→ **OBJECTIVE**
Read through the data and report every line in which the word "name" occurs.
(begin)
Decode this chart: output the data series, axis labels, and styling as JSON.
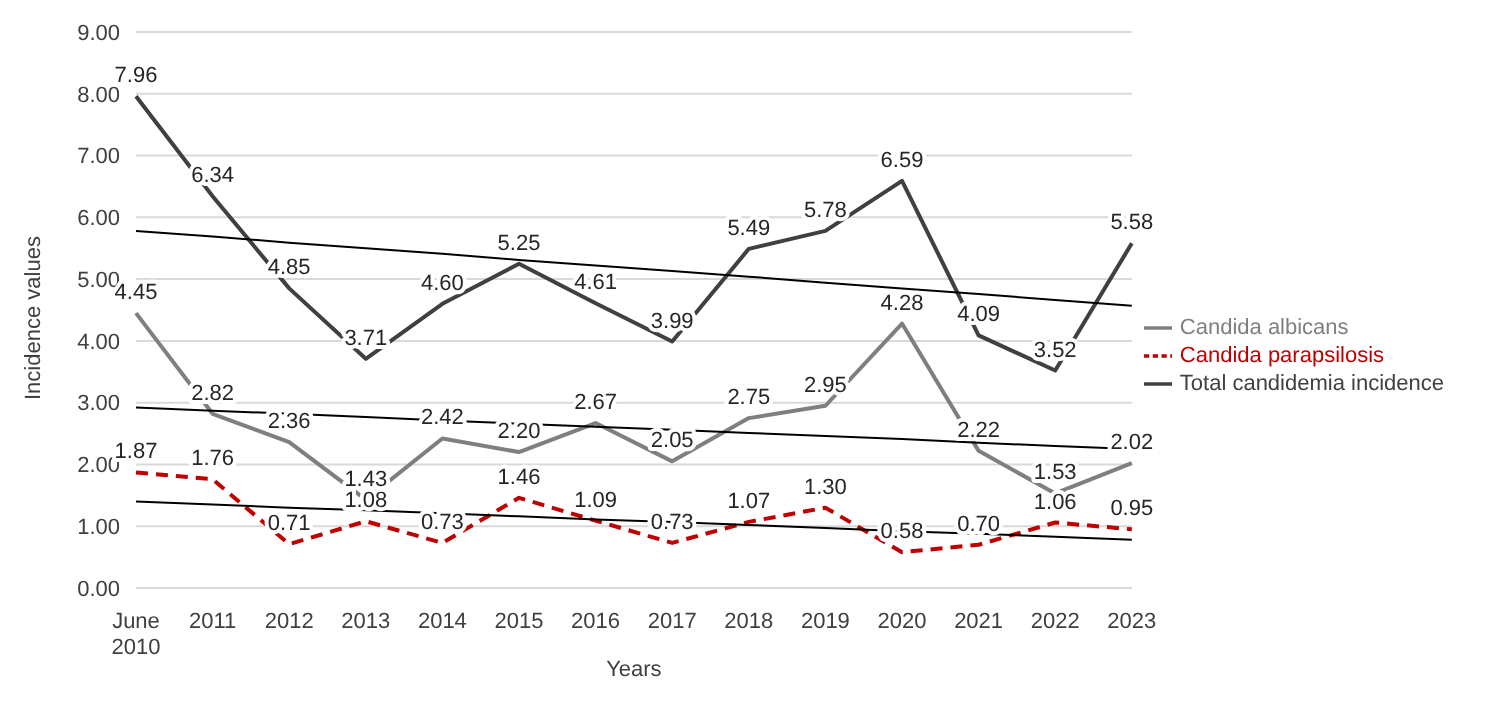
{
  "chart_data": {
    "type": "line",
    "xlabel": "Years",
    "ylabel": "Incidence values",
    "categories": [
      "June 2010",
      "2011",
      "2012",
      "2013",
      "2014",
      "2015",
      "2016",
      "2017",
      "2018",
      "2019",
      "2020",
      "2021",
      "2022",
      "2023"
    ],
    "ylim": [
      0,
      9
    ],
    "yticks": [
      {
        "value": 0,
        "label": "0.00"
      },
      {
        "value": 1,
        "label": "1.00"
      },
      {
        "value": 2,
        "label": "2.00"
      },
      {
        "value": 3,
        "label": "3.00"
      },
      {
        "value": 4,
        "label": "4.00"
      },
      {
        "value": 5,
        "label": "5.00"
      },
      {
        "value": 6,
        "label": "6.00"
      },
      {
        "value": 7,
        "label": "7.00"
      },
      {
        "value": 8,
        "label": "8.00"
      },
      {
        "value": 9,
        "label": "9.00"
      }
    ],
    "grid": "y",
    "legend": "right",
    "marker": "none",
    "series": [
      {
        "name": "Candida albicans",
        "color": "#7f7f7f",
        "line_style": "solid",
        "values": [
          4.45,
          2.82,
          2.36,
          1.43,
          2.42,
          2.2,
          2.67,
          2.05,
          2.75,
          2.95,
          4.28,
          2.22,
          1.53,
          2.02
        ],
        "value_labels": [
          "4.45",
          "2.82",
          "2.36",
          "1.43",
          "2.42",
          "2.20",
          "2.67",
          "2.05",
          "2.75",
          "2.95",
          "4.28",
          "2.22",
          "1.53",
          "2.02"
        ]
      },
      {
        "name": "Candida parapsilosis",
        "color": "#c00000",
        "line_style": "dashed",
        "values": [
          1.87,
          1.76,
          0.71,
          1.08,
          0.73,
          1.46,
          1.09,
          0.73,
          1.07,
          1.3,
          0.58,
          0.7,
          1.06,
          0.95
        ],
        "value_labels": [
          "1.87",
          "1.76",
          "0.71",
          "1.08",
          "0.73",
          "1.46",
          "1.09",
          "0.73",
          "1.07",
          "1.30",
          "0.58",
          "0.70",
          "1.06",
          "0.95"
        ]
      },
      {
        "name": "Total candidemia incidence",
        "color": "#404040",
        "line_style": "solid",
        "values": [
          7.96,
          6.34,
          4.85,
          3.71,
          4.6,
          5.25,
          4.61,
          3.99,
          5.49,
          5.78,
          6.59,
          4.09,
          3.52,
          5.58
        ],
        "value_labels": [
          "7.96",
          "6.34",
          "4.85",
          "3.71",
          "4.60",
          "5.25",
          "4.61",
          "3.99",
          "5.49",
          "5.78",
          "6.59",
          "4.09",
          "3.52",
          "5.58"
        ]
      },
      {
        "type": "line",
        "color": "#000000",
        "line_style": "solid",
        "values": [
          5.78,
          5.69,
          5.59,
          5.5,
          5.41,
          5.31,
          5.22,
          5.13,
          5.04,
          4.94,
          4.85,
          4.76,
          4.66,
          4.57
        ]
      },
      {
        "type": "line",
        "color": "#000000",
        "line_style": "solid",
        "values": [
          2.92,
          2.87,
          2.82,
          2.77,
          2.71,
          2.66,
          2.61,
          2.56,
          2.51,
          2.46,
          2.41,
          2.35,
          2.3,
          2.25
        ]
      },
      {
        "type": "line",
        "color": "#000000",
        "line_style": "solid",
        "values": [
          1.4,
          1.35,
          1.3,
          1.26,
          1.21,
          1.16,
          1.11,
          1.07,
          1.02,
          0.97,
          0.92,
          0.88,
          0.83,
          0.78
        ]
      }
    ]
  }
}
(end)
→ **FINAL RESULT**
        "name": "Candida albicans",
        "name": "Candida parapsilosis",
        "name": "Total candidemia incidence",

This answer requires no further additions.